[BEGIN SOURCE MATERIAL]

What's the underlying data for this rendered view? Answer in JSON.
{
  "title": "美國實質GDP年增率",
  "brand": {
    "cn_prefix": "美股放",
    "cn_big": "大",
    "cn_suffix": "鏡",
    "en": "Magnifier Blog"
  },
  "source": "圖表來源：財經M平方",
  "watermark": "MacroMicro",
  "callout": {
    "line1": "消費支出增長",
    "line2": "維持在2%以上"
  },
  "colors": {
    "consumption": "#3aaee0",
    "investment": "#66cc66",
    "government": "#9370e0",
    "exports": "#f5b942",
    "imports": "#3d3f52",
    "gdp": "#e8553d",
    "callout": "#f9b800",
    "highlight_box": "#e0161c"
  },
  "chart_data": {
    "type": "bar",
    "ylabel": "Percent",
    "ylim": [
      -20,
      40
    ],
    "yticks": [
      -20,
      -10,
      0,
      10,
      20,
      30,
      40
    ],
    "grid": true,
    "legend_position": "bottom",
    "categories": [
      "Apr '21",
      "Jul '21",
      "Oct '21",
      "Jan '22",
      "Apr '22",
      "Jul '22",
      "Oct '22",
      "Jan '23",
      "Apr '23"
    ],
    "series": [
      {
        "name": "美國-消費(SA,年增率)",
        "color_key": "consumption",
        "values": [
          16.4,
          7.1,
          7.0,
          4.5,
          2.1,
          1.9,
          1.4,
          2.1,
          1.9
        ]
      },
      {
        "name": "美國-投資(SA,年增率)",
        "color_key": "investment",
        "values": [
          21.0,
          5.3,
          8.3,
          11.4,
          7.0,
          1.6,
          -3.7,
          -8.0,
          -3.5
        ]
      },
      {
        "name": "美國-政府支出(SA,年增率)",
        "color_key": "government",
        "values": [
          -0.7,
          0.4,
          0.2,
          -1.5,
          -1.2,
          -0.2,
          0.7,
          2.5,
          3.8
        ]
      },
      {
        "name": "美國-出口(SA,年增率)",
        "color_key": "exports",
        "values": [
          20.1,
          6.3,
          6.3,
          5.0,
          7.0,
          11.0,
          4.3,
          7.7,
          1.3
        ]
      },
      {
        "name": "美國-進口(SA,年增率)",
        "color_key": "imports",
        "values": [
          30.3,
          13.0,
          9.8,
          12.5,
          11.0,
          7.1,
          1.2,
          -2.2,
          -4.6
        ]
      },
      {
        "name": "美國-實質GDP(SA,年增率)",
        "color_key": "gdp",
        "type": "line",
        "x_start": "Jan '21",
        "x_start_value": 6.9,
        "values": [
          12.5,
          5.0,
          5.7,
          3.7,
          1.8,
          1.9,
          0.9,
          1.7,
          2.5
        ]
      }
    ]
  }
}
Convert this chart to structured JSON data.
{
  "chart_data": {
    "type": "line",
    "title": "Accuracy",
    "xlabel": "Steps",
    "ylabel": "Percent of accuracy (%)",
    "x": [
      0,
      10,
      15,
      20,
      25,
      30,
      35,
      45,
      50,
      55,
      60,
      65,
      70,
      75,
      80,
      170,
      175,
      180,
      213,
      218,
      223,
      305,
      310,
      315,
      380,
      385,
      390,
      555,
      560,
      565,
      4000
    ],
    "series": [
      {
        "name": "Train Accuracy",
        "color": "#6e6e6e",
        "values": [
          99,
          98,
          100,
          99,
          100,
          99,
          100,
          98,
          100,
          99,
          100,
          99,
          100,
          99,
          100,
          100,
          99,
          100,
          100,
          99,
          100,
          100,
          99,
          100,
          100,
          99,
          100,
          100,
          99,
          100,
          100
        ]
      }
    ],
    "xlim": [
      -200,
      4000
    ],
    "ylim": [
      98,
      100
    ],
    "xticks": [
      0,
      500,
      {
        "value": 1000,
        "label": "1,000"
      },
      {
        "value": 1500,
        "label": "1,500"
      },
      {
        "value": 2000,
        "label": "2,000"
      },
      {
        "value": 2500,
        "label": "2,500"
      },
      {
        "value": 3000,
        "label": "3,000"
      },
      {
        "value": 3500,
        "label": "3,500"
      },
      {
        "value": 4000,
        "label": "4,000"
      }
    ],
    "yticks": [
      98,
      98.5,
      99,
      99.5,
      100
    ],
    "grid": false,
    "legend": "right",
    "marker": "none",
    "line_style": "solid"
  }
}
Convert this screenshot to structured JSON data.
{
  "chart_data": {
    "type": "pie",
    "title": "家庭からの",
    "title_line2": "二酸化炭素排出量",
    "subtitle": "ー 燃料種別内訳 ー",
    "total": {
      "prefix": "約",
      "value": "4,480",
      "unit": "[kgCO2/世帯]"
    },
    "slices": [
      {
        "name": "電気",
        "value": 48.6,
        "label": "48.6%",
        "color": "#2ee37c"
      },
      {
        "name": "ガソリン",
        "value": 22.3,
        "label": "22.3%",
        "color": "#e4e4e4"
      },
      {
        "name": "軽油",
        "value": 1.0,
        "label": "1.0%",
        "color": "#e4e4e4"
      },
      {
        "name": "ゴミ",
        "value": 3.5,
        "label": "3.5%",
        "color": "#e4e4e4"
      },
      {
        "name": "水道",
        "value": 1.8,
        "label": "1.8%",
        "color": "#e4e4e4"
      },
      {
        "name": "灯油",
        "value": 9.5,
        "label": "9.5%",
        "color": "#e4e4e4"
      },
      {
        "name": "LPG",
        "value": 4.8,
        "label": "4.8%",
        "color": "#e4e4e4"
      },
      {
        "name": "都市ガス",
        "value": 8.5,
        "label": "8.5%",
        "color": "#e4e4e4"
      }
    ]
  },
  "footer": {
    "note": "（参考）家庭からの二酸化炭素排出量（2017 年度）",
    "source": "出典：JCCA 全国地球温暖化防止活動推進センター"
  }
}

[END SOURCE MATERIAL]

*WRITTEN TASK*
Can you reproduce all the material exactly?

*OUTPUT FOR THIS EXERCISE*
What's the underlying data for this rendered view? Answer in JSON.
{
  "title": "美國實質GDP年增率",
  "brand": {
    "cn_prefix": "美股放",
    "cn_big": "大",
    "cn_suffix": "鏡",
    "en": "Magnifier Blog"
  },
  "source": "圖表來源：財經M平方",
  "watermark": "MacroMicro",
  "callout": {
    "line1": "消費支出增長",
    "line2": "維持在2%以上"
  },
  "colors": {
    "consumption": "#3aaee0",
    "investment": "#66cc66",
    "government": "#9370e0",
    "exports": "#f5b942",
    "imports": "#3d3f52",
    "gdp": "#e8553d",
    "callout": "#f9b800",
    "highlight_box": "#e0161c"
  },
  "chart_data": {
    "type": "bar",
    "ylabel": "Percent",
    "ylim": [
      -20,
      40
    ],
    "yticks": [
      -20,
      -10,
      0,
      10,
      20,
      30,
      40
    ],
    "grid": true,
    "legend_position": "bottom",
    "categories": [
      "Apr '21",
      "Jul '21",
      "Oct '21",
      "Jan '22",
      "Apr '22",
      "Jul '22",
      "Oct '22",
      "Jan '23",
      "Apr '23"
    ],
    "series": [
      {
        "name": "美國-消費(SA,年增率)",
        "color_key": "consumption",
        "values": [
          16.4,
          7.1,
          7.0,
          4.5,
          2.1,
          1.9,
          1.4,
          2.1,
          1.9
        ]
      },
      {
        "name": "美國-投資(SA,年增率)",
        "color_key": "investment",
        "values": [
          21.0,
          5.3,
          8.3,
          11.4,
          7.0,
          1.6,
          -3.7,
          -8.0,
          -3.5
        ]
      },
      {
        "name": "美國-政府支出(SA,年增率)",
        "color_key": "government",
        "values": [
          -0.7,
          0.4,
          0.2,
          -1.5,
          -1.2,
          -0.2,
          0.7,
          2.5,
          3.8
        ]
      },
      {
        "name": "美國-出口(SA,年增率)",
        "color_key": "exports",
        "values": [
          20.1,
          6.3,
          6.3,
          5.0,
          7.0,
          11.0,
          4.3,
          7.7,
          1.3
        ]
      },
      {
        "name": "美國-進口(SA,年增率)",
        "color_key": "imports",
        "values": [
          30.3,
          13.0,
          9.8,
          12.5,
          11.0,
          7.1,
          1.2,
          -2.2,
          -4.6
        ]
      },
      {
        "name": "美國-實質GDP(SA,年增率)",
        "color_key": "gdp",
        "type": "line",
        "x_start": "Jan '21",
        "x_start_value": 6.9,
        "values": [
          12.5,
          5.0,
          5.7,
          3.7,
          1.8,
          1.9,
          0.9,
          1.7,
          2.5
        ]
      }
    ]
  }
}
Convert this chart to structured JSON data.
{
  "chart_data": {
    "type": "line",
    "title": "Accuracy",
    "xlabel": "Steps",
    "ylabel": "Percent of accuracy (%)",
    "x": [
      0,
      10,
      15,
      20,
      25,
      30,
      35,
      45,
      50,
      55,
      60,
      65,
      70,
      75,
      80,
      170,
      175,
      180,
      213,
      218,
      223,
      305,
      310,
      315,
      380,
      385,
      390,
      555,
      560,
      565,
      4000
    ],
    "series": [
      {
        "name": "Train Accuracy",
        "color": "#6e6e6e",
        "values": [
          99,
          98,
          100,
          99,
          100,
          99,
          100,
          98,
          100,
          99,
          100,
          99,
          100,
          99,
          100,
          100,
          99,
          100,
          100,
          99,
          100,
          100,
          99,
          100,
          100,
          99,
          100,
          100,
          99,
          100,
          100
        ]
      }
    ],
    "xlim": [
      -200,
      4000
    ],
    "ylim": [
      98,
      100
    ],
    "xticks": [
      0,
      500,
      {
        "value": 1000,
        "label": "1,000"
      },
      {
        "value": 1500,
        "label": "1,500"
      },
      {
        "value": 2000,
        "label": "2,000"
      },
      {
        "value": 2500,
        "label": "2,500"
      },
      {
        "value": 3000,
        "label": "3,000"
      },
      {
        "value": 3500,
        "label": "3,500"
      },
      {
        "value": 4000,
        "label": "4,000"
      }
    ],
    "yticks": [
      98,
      98.5,
      99,
      99.5,
      100
    ],
    "grid": false,
    "legend": "right",
    "marker": "none",
    "line_style": "solid"
  }
}
Convert this screenshot to structured JSON data.
{
  "chart_data": {
    "type": "pie",
    "title": "家庭からの",
    "title_line2": "二酸化炭素排出量",
    "subtitle": "ー 燃料種別内訳 ー",
    "total": {
      "prefix": "約",
      "value": "4,480",
      "unit": "[kgCO2/世帯]"
    },
    "slices": [
      {
        "name": "電気",
        "value": 48.6,
        "label": "48.6%",
        "color": "#2ee37c"
      },
      {
        "name": "ガソリン",
        "value": 22.3,
        "label": "22.3%",
        "color": "#e4e4e4"
      },
      {
        "name": "軽油",
        "value": 1.0,
        "label": "1.0%",
        "color": "#e4e4e4"
      },
      {
        "name": "ゴミ",
        "value": 3.5,
        "label": "3.5%",
        "color": "#e4e4e4"
      },
      {
        "name": "水道",
        "value": 1.8,
        "label": "1.8%",
        "color": "#e4e4e4"
      },
      {
        "name": "灯油",
        "value": 9.5,
        "label": "9.5%",
        "color": "#e4e4e4"
      },
      {
        "name": "LPG",
        "value": 4.8,
        "label": "4.8%",
        "color": "#e4e4e4"
      },
      {
        "name": "都市ガス",
        "value": 8.5,
        "label": "8.5%",
        "color": "#e4e4e4"
      }
    ]
  },
  "footer": {
    "note": "（参考）家庭からの二酸化炭素排出量（2017 年度）",
    "source": "出典：JCCA 全国地球温暖化防止活動推進センター"
  }
}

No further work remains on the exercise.